REQUIRED WORK: Which of the lines below contain the string "以图片发送"? Copy each of those lines in full, and treat case as significant.

AVAILABLE RECORDS:
****
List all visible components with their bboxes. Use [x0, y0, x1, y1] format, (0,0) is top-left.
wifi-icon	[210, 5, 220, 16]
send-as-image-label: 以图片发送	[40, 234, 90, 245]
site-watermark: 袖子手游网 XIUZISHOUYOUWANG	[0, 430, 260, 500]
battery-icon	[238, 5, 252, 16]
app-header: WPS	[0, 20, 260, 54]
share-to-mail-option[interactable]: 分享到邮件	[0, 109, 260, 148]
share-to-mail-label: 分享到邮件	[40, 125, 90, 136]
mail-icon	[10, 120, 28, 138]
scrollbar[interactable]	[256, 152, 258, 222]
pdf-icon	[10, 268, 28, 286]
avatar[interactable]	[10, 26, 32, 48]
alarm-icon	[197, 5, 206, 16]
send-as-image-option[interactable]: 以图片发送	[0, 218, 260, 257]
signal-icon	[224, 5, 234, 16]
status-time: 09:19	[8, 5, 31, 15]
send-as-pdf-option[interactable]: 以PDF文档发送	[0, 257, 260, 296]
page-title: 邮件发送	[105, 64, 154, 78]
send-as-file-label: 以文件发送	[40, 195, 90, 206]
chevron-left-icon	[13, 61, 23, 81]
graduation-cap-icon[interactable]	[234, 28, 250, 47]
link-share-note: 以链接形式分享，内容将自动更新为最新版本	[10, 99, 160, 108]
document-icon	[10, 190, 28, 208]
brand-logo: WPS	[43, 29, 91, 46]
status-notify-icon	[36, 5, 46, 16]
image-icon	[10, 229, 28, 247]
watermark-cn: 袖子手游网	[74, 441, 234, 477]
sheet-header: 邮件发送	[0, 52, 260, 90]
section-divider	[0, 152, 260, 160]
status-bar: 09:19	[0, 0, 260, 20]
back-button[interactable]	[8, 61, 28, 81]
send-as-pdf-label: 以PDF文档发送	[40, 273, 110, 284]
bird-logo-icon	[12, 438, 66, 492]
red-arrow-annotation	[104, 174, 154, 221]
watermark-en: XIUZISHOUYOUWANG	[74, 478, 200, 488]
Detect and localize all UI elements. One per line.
****
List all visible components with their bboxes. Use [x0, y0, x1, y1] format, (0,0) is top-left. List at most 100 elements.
****
EXERCISE OUTPUT:
send-as-image-label: 以图片发送	[40, 234, 90, 245]
send-as-image-option[interactable]: 以图片发送	[0, 218, 260, 257]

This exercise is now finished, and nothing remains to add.